### GOAL
Copy out the complete listing, word for word.

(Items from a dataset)

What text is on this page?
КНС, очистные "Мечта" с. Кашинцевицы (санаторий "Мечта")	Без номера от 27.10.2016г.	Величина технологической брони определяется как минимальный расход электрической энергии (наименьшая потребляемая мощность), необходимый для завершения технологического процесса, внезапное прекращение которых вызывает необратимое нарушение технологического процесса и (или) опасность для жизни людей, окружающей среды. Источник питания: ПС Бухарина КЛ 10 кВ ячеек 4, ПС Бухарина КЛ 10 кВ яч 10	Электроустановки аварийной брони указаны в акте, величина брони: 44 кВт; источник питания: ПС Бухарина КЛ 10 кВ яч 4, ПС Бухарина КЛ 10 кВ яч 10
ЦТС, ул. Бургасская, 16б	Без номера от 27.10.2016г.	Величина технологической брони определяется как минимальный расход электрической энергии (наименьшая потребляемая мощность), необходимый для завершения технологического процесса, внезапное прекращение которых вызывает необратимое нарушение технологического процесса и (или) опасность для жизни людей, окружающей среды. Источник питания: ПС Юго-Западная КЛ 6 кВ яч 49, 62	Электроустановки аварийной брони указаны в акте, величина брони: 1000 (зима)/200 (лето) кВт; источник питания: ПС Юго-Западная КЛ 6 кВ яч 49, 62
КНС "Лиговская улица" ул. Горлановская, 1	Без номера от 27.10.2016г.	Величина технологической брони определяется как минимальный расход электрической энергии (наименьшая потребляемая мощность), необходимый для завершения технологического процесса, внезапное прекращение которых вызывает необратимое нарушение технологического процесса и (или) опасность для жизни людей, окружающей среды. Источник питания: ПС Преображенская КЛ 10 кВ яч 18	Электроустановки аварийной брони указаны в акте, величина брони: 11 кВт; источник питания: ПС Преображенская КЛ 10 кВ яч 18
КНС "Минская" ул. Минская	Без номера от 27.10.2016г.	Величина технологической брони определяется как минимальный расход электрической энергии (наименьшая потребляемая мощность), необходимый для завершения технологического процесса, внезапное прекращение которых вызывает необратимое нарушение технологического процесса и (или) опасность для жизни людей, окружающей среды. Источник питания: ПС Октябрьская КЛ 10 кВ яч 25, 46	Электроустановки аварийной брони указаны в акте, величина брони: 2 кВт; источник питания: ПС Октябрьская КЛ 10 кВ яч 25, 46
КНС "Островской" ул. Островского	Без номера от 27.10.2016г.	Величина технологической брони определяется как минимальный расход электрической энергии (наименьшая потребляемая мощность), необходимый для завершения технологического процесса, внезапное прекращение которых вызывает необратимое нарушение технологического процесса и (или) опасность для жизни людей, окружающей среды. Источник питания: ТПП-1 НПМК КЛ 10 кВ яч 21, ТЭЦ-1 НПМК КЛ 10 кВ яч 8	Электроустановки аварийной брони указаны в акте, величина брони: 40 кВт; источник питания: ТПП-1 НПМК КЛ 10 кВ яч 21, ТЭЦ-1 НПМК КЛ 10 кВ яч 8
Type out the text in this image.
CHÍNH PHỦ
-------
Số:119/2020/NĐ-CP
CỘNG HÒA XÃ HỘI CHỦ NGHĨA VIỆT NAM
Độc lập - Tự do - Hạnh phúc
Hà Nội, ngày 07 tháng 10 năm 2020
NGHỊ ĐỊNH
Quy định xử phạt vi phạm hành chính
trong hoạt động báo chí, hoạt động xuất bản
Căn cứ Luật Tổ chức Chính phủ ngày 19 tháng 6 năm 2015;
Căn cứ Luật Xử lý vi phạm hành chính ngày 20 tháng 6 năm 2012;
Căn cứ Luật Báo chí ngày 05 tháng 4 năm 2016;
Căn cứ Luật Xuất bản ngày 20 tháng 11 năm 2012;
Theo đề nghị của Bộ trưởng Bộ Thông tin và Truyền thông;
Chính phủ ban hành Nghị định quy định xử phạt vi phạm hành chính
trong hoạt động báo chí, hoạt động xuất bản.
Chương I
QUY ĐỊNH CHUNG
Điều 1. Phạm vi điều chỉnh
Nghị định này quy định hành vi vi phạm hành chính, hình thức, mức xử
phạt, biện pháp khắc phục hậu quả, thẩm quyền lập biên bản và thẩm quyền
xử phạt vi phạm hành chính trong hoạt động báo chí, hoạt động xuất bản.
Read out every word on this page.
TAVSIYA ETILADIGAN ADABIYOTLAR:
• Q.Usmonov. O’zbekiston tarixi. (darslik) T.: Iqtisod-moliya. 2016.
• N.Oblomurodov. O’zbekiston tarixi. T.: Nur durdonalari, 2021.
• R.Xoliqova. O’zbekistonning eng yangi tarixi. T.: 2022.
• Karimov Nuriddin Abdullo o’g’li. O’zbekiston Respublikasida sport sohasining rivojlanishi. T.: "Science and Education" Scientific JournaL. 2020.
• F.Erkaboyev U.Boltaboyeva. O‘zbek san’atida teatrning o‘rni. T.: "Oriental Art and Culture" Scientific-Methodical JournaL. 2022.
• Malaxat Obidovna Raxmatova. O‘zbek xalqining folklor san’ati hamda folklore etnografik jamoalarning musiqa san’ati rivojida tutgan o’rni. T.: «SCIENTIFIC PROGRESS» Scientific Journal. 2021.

### COMPLETED TASK
What text is on this page?
КНС, очистные "Мечта" с. Кашинцевицы (санаторий "Мечта")	Без номера от 27.10.2016г.	Величина технологической брони определяется как минимальный расход электрической энергии (наименьшая потребляемая мощность), необходимый для завершения технологического процесса, внезапное прекращение которых вызывает необратимое нарушение технологического процесса и (или) опасность для жизни людей, окружающей среды. Источник питания: ПС Бухарина КЛ 10 кВ ячеек 4, ПС Бухарина КЛ 10 кВ яч 10	Электроустановки аварийной брони указаны в акте, величина брони: 44 кВт; источник питания: ПС Бухарина КЛ 10 кВ яч 4, ПС Бухарина КЛ 10 кВ яч 10
ЦТС, ул. Бургасская, 16б	Без номера от 27.10.2016г.	Величина технологической брони определяется как минимальный расход электрической энергии (наименьшая потребляемая мощность), необходимый для завершения технологического процесса, внезапное прекращение которых вызывает необратимое нарушение технологического процесса и (или) опасность для жизни людей, окружающей среды. Источник питания: ПС Юго-Западная КЛ 6 кВ яч 49, 62	Электроустановки аварийной брони указаны в акте, величина брони: 1000 (зима)/200 (лето) кВт; источник питания: ПС Юго-Западная КЛ 6 кВ яч 49, 62
КНС "Лиговская улица" ул. Горлановская, 1	Без номера от 27.10.2016г.	Величина технологической брони определяется как минимальный расход электрической энергии (наименьшая потребляемая мощность), необходимый для завершения технологического процесса, внезапное прекращение которых вызывает необратимое нарушение технологического процесса и (или) опасность для жизни людей, окружающей среды. Источник питания: ПС Преображенская КЛ 10 кВ яч 18	Электроустановки аварийной брони указаны в акте, величина брони: 11 кВт; источник питания: ПС Преображенская КЛ 10 кВ яч 18
КНС "Минская" ул. Минская	Без номера от 27.10.2016г.	Величина технологической брони определяется как минимальный расход электрической энергии (наименьшая потребляемая мощность), необходимый для завершения технологического процесса, внезапное прекращение которых вызывает необратимое нарушение технологического процесса и (или) опасность для жизни людей, окружающей среды. Источник питания: ПС Октябрьская КЛ 10 кВ яч 25, 46	Электроустановки аварийной брони указаны в акте, величина брони: 2 кВт; источник питания: ПС Октябрьская КЛ 10 кВ яч 25, 46
КНС "Островской" ул. Островского	Без номера от 27.10.2016г.	Величина технологической брони определяется как минимальный расход электрической энергии (наименьшая потребляемая мощность), необходимый для завершения технологического процесса, внезапное прекращение которых вызывает необратимое нарушение технологического процесса и (или) опасность для жизни людей, окружающей среды. Источник питания: ТПП-1 НПМК КЛ 10 кВ яч 21, ТЭЦ-1 НПМК КЛ 10 кВ яч 8	Электроустановки аварийной брони указаны в акте, величина брони: 40 кВт; источник питания: ТПП-1 НПМК КЛ 10 кВ яч 21, ТЭЦ-1 НПМК КЛ 10 кВ яч 8
Type out the text in this image.
CHÍNH PHỦ
-------
Số:119/2020/NĐ-CP
CỘNG HÒA XÃ HỘI CHỦ NGHĨA VIỆT NAM
Độc lập - Tự do - Hạnh phúc
Hà Nội, ngày 07 tháng 10 năm 2020
NGHỊ ĐỊNH
Quy định xử phạt vi phạm hành chính
trong hoạt động báo chí, hoạt động xuất bản
Căn cứ Luật Tổ chức Chính phủ ngày 19 tháng 6 năm 2015;
Căn cứ Luật Xử lý vi phạm hành chính ngày 20 tháng 6 năm 2012;
Căn cứ Luật Báo chí ngày 05 tháng 4 năm 2016;
Căn cứ Luật Xuất bản ngày 20 tháng 11 năm 2012;
Theo đề nghị của Bộ trưởng Bộ Thông tin và Truyền thông;
Chính phủ ban hành Nghị định quy định xử phạt vi phạm hành chính
trong hoạt động báo chí, hoạt động xuất bản.
Chương I
QUY ĐỊNH CHUNG
Điều 1. Phạm vi điều chỉnh
Nghị định này quy định hành vi vi phạm hành chính, hình thức, mức xử
phạt, biện pháp khắc phục hậu quả, thẩm quyền lập biên bản và thẩm quyền
xử phạt vi phạm hành chính trong hoạt động báo chí, hoạt động xuất bản.
Read out every word on this page.
TAVSIYA ETILADIGAN ADABIYOTLAR:
• Q.Usmonov. O’zbekiston tarixi. (darslik) T.: Iqtisod-moliya. 2016.
• N.Oblomurodov. O’zbekiston tarixi. T.: Nur durdonalari, 2021.
• R.Xoliqova. O’zbekistonning eng yangi tarixi. T.: 2022.
• Karimov Nuriddin Abdullo o’g’li. O’zbekiston Respublikasida sport sohasining rivojlanishi. T.: "Science and Education" Scientific JournaL. 2020.
• F.Erkaboyev U.Boltaboyeva. O‘zbek san’atida teatrning o‘rni. T.: "Oriental Art and Culture" Scientific-Methodical JournaL. 2022.
• Malaxat Obidovna Raxmatova. O‘zbek xalqining folklor san’ati hamda folklore etnografik jamoalarning musiqa san’ati rivojida tutgan o’rni. T.: «SCIENTIFIC PROGRESS» Scientific Journal. 2021.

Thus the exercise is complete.